RECORDS SHOWN
━━━━━━━━━━━━━━━━━━━━━━━━━━━━━━
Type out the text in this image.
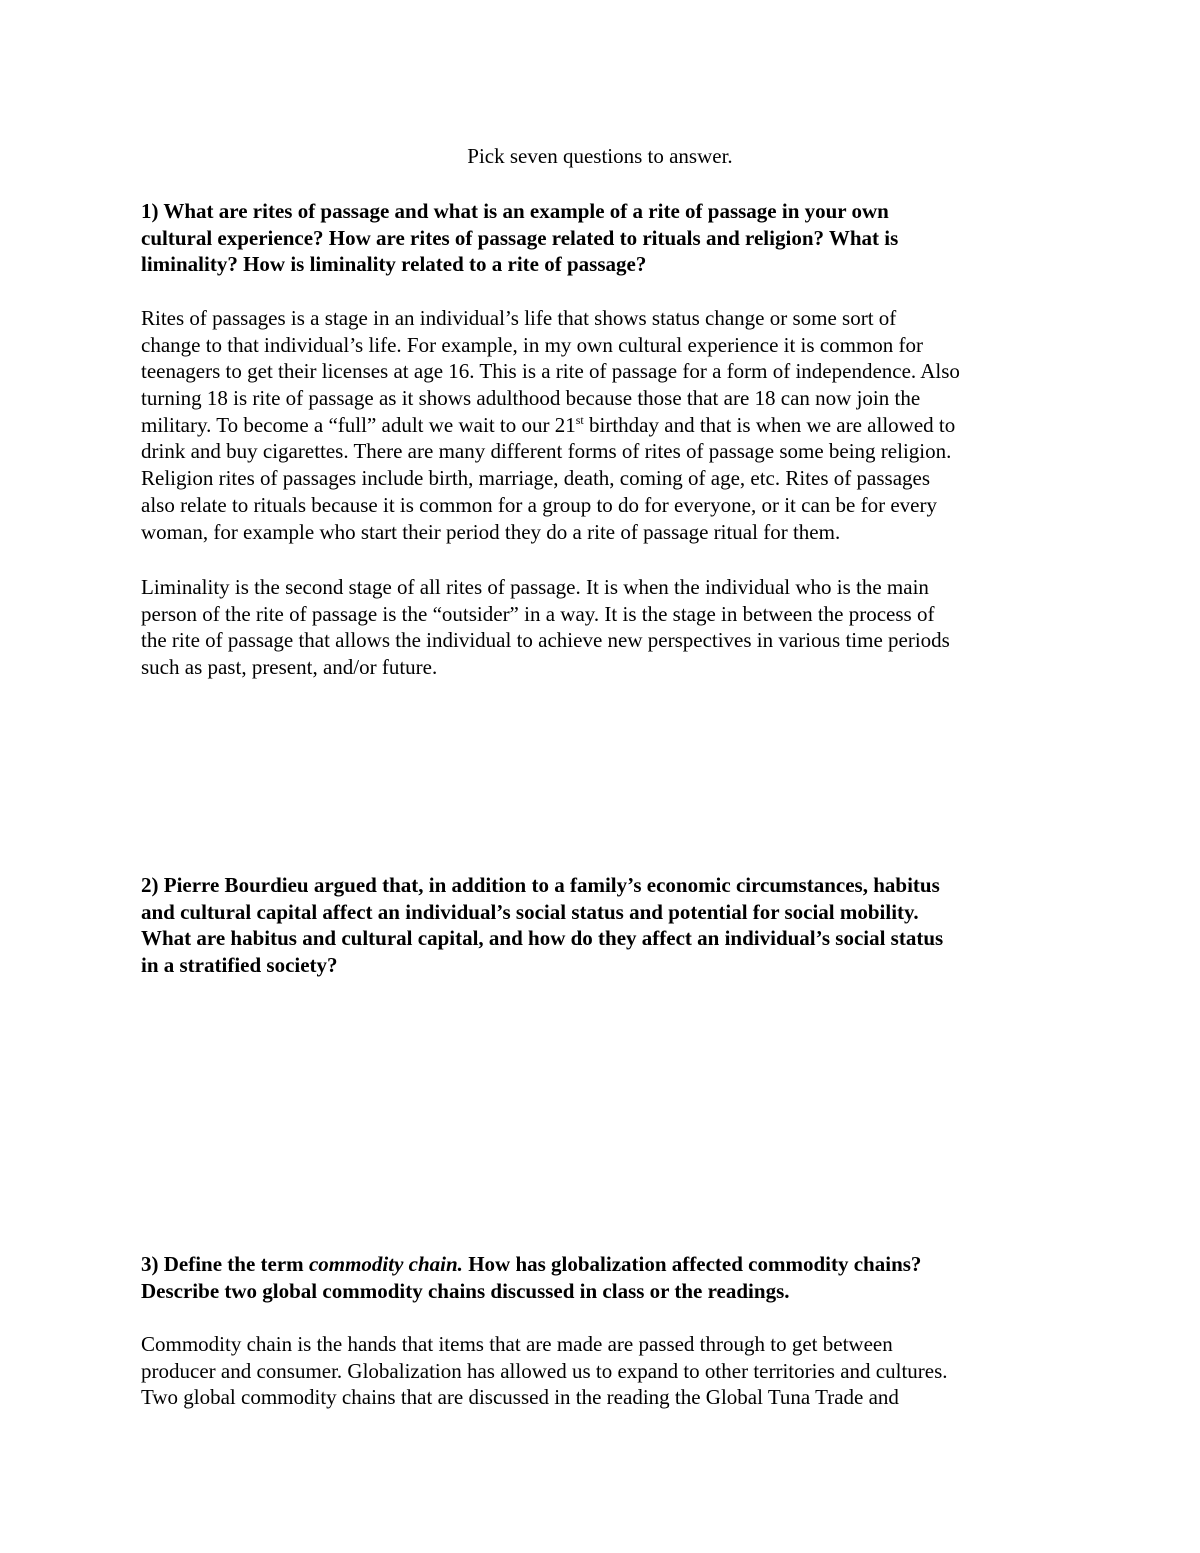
Pick seven questions to answer.
1) What are rites of passage and what is an example of a rite of passage in your own
cultural experience? How are rites of passage related to rituals and religion? What is
liminality? How is liminality related to a rite of passage?
Rites of passages is a stage in an individual’s life that shows status change or some sort of
change to that individual’s life. For example, in my own cultural experience it is common for
teenagers to get their licenses at age 16. This is a rite of passage for a form of independence. Also
turning 18 is rite of passage as it shows adulthood because those that are 18 can now join the
military. To become a “full” adult we wait to our 21st birthday and that is when we are allowed to
drink and buy cigarettes. There are many different forms of rites of passage some being religion.
Religion rites of passages include birth, marriage, death, coming of age, etc. Rites of passages
also relate to rituals because it is common for a group to do for everyone, or it can be for every
woman, for example who start their period they do a rite of passage ritual for them.
Liminality is the second stage of all rites of passage. It is when the individual who is the main
person of the rite of passage is the “outsider” in a way. It is the stage in between the process of
the rite of passage that allows the individual to achieve new perspectives in various time periods
such as past, present, and/or future.
2) Pierre Bourdieu argued that, in addition to a family’s economic circumstances, habitus
and cultural capital affect an individual’s social status and potential for social mobility.
What are habitus and cultural capital, and how do they affect an individual’s social status
in a stratified society?
3) Define the term commodity chain. How has globalization affected commodity chains?
Describe two global commodity chains discussed in class or the readings.
Commodity chain is the hands that items that are made are passed through to get between
producer and consumer. Globalization has allowed us to expand to other territories and cultures.
Two global commodity chains that are discussed in the reading the Global Tuna Trade and
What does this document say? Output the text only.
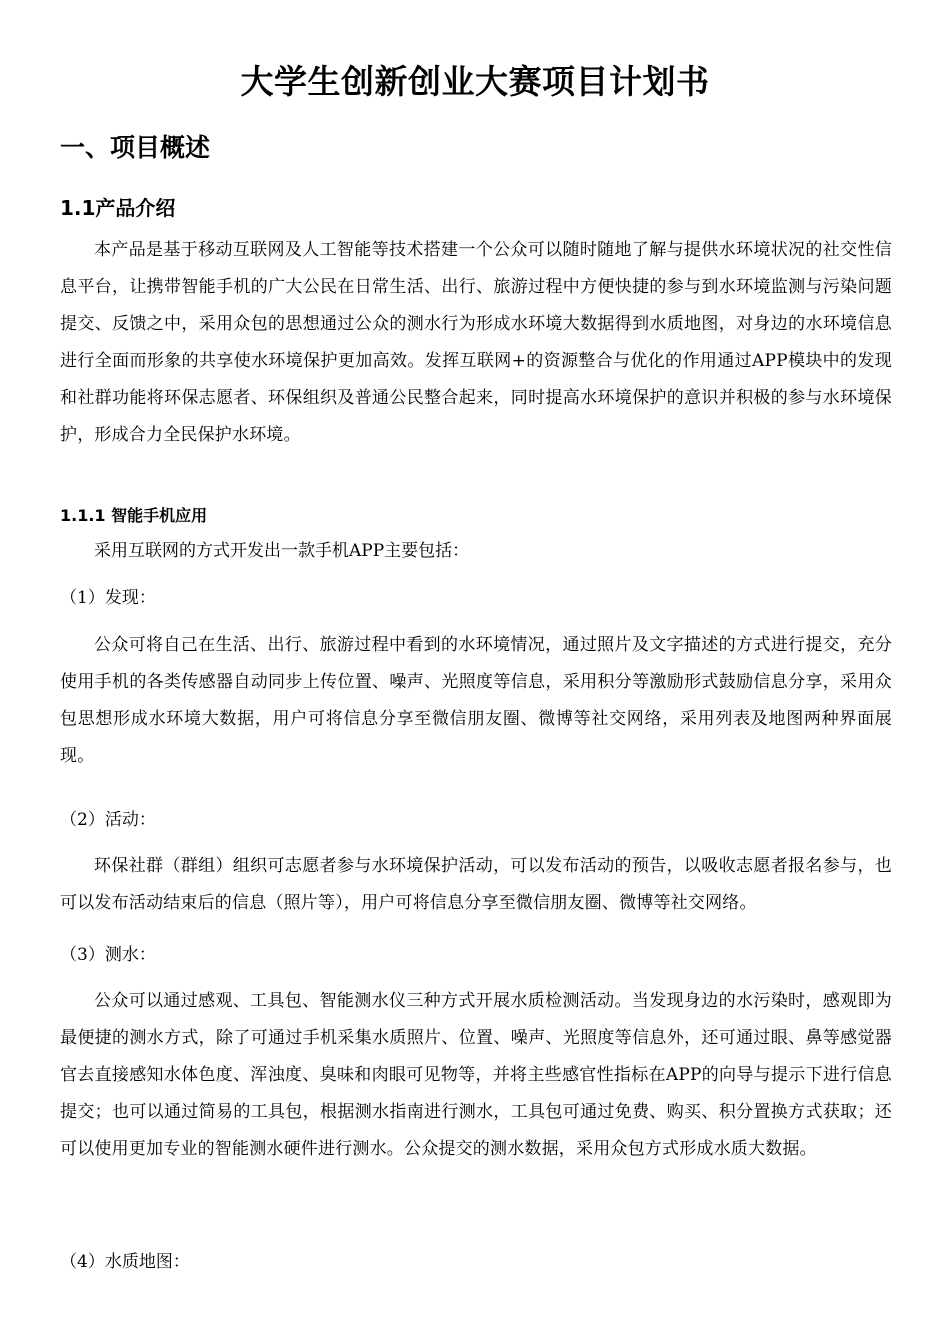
大学生创新创业大赛项目计划书
一、项目概述
1.1产品介绍

本产品是基于移动互联网及人工智能等技术搭建一个公众可以随时随地了解与提供水环境状况的社交性信息平台，让携带智能手机的广大公民在日常生活、出行、旅游过程中方便快捷的参与到水环境监测与污染问题提交、反馈之中，采用众包的思想通过公众的测水行为形成水环境大数据得到水质地图，对身边的水环境信息进行全面而形象的共享使水环境保护更加高效。发挥互联网+的资源整合与优化的作用通过APP模块中的发现和社群功能将环保志愿者、环保组织及普通公民整合起来，同时提高水环境保护的意识并积极的参与水环境保护，形成合力全民保护水环境。

1.1.1 智能手机应用

采用互联网的方式开发出一款手机APP主要包括：

（1）发现：

公众可将自己在生活、出行、旅游过程中看到的水环境情况，通过照片及文字描述的方式进行提交，充分使用手机的各类传感器自动同步上传位置、噪声、光照度等信息，采用积分等激励形式鼓励信息分享，采用众包思想形成水环境大数据，用户可将信息分享至微信朋友圈、微博等社交网络，采用列表及地图两种界面展现。

（2）活动：

环保社群（群组）组织可志愿者参与水环境保护活动，可以发布活动的预告，以吸收志愿者报名参与，也可以发布活动结束后的信息（照片等），用户可将信息分享至微信朋友圈、微博等社交网络。

（3）测水：

公众可以通过感观、工具包、智能测水仪三种方式开展水质检测活动。当发现身边的水污染时，感观即为最便捷的测水方式，除了可通过手机采集水质照片、位置、噪声、光照度等信息外，还可通过眼、鼻等感觉器官去直接感知水体色度、浑浊度、臭味和肉眼可见物等，并将主些感官性指标在APP的向导与提示下进行信息提交；也可以通过简易的工具包，根据测水指南进行测水，工具包可通过免费、购买、积分置换方式获取；还可以使用更加专业的智能测水硬件进行测水。公众提交的测水数据，采用众包方式形成水质大数据。

（4）水质地图：
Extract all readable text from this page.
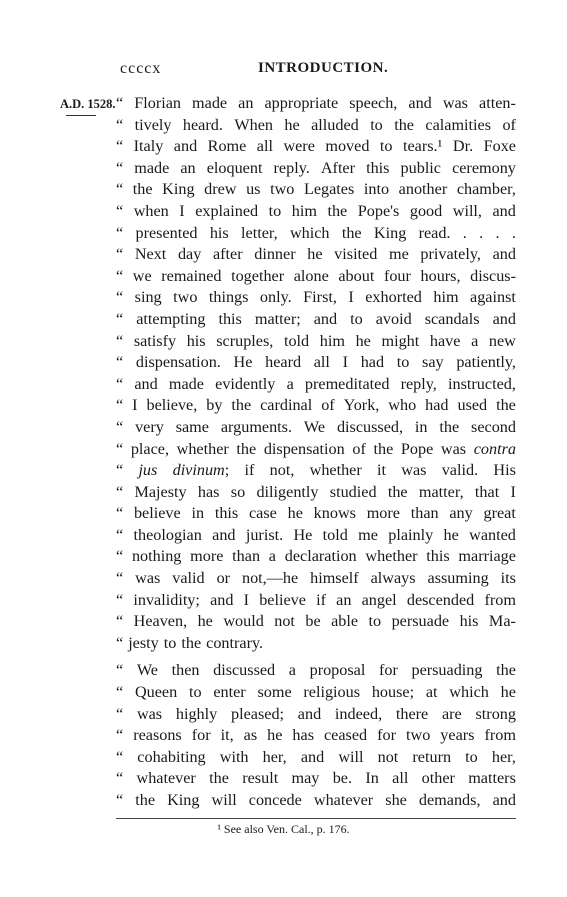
ccccx	INTRODUCTION.
A.D. 1528. “ Florian made an appropriate speech, and was atten-
“ tively heard. When he alluded to the calamities of
“ Italy and Rome all were moved to tears.¹ Dr. Foxe
“ made an eloquent reply. After this public ceremony
“ the King drew us two Legates into another chamber,
“ when I explained to him the Pope's good will, and
“ presented his letter, which the King read. . . . .
“ Next day after dinner he visited me privately, and
“ we remained together alone about four hours, discus-
“ sing two things only. First, I exhorted him against
“ attempting this matter; and to avoid scandals and
“ satisfy his scruples, told him he might have a new
“ dispensation. He heard all I had to say patiently,
“ and made evidently a premeditated reply, instructed,
“ I believe, by the cardinal of York, who had used the
“ very same arguments. We discussed, in the second
“ place, whether the dispensation of the Pope was contra
“ jus divinum; if not, whether it was valid. His
“ Majesty has so diligently studied the matter, that I
“ believe in this case he knows more than any great
“ theologian and jurist. He told me plainly he wanted
“ nothing more than a declaration whether this marriage
“ was valid or not,—he himself always assuming its
“ invalidity; and I believe if an angel descended from
“ Heaven, he would not be able to persuade his Ma-
“ jesty to the contrary.
“ We then discussed a proposal for persuading the
“ Queen to enter some religious house; at which he
“ was highly pleased; and indeed, there are strong
“ reasons for it, as he has ceased for two years from
“ cohabiting with her, and will not return to her,
“ whatever the result may be. In all other matters
“ the King will concede whatever she demands, and
¹ See also Ven. Cal., p. 176.
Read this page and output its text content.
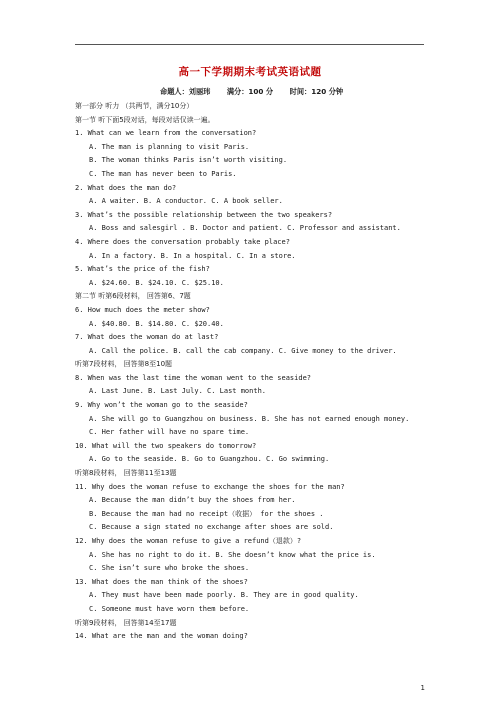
高一下学期期末考试英语试题
命题人：刘丽玮 满分：100 分 时间：120 分钟
第一部分 听力 （共两节，满分10分）
第一节 听下面5段对话，每段对话仅读一遍。
1. What can we learn from the conversation?
A. The man is planning to visit Paris.
B. The woman thinks Paris isn’t worth visiting.
C. The man has never been to Paris.
2. What does the man do?
A. A waiter. B. A conductor. C. A book seller.
3. What’s the possible relationship between the two speakers?
A. Boss and salesgirl . B. Doctor and patient. C. Professor and assistant.
4. Where does the conversation probably take place?
A. In a factory. B. In a hospital. C. In a store.
5. What’s the price of the fish?
A. $24.60. B. $24.10. C. $25.10.
第二节 听第6段材料， 回答第6、7题
6. How much does the meter show?
A. $40.80. B. $14.80. C. $20.40.
7. What does the woman do at last?
A. Call the police. B. call the cab company. C. Give money to the driver.
听第7段材料， 回答第8至10题
8. When was the last time the woman went to the seaside?
A. Last June. B. Last July. C. Last month.
9. Why won’t the woman go to the seaside?
A. She will go to Guangzhou on business. B. She has not earned enough money.
C. Her father will have no spare time.
10. What will the two speakers do tomorrow?
A. Go to the seaside. B. Go to Guangzhou. C. Go swimming.
听第8段材料， 回答第11至13题
11. Why does the woman refuse to exchange the shoes for the man?
A. Because the man didn’t buy the shoes from her.
B. Because the man had no receipt（收据） for the shoes .
C. Because a sign stated no exchange after shoes are sold.
12. Why does the woman refuse to give a refund（退款）?
A. She has no right to do it. B. She doesn’t know what the price is.
C. She isn’t sure who broke the shoes.
13. What does the man think of the shoes?
A. They must have been made poorly. B. They are in good quality.
C. Someone must have worn them before.
听第9段材料， 回答第14至17题
14. What are the man and the woman doing?
1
━━━━━━━━━━━━━━━━━━━━━━━━━━━━━━
DO THIS
Pull out every line containing "shows".

SOLUTION TO THE EXERCISE
Rites of passages is a stage in an individual’s life that shows status change or some sort of
turning 18 is rite of passage as it shows adulthood because those that are 18 can now join the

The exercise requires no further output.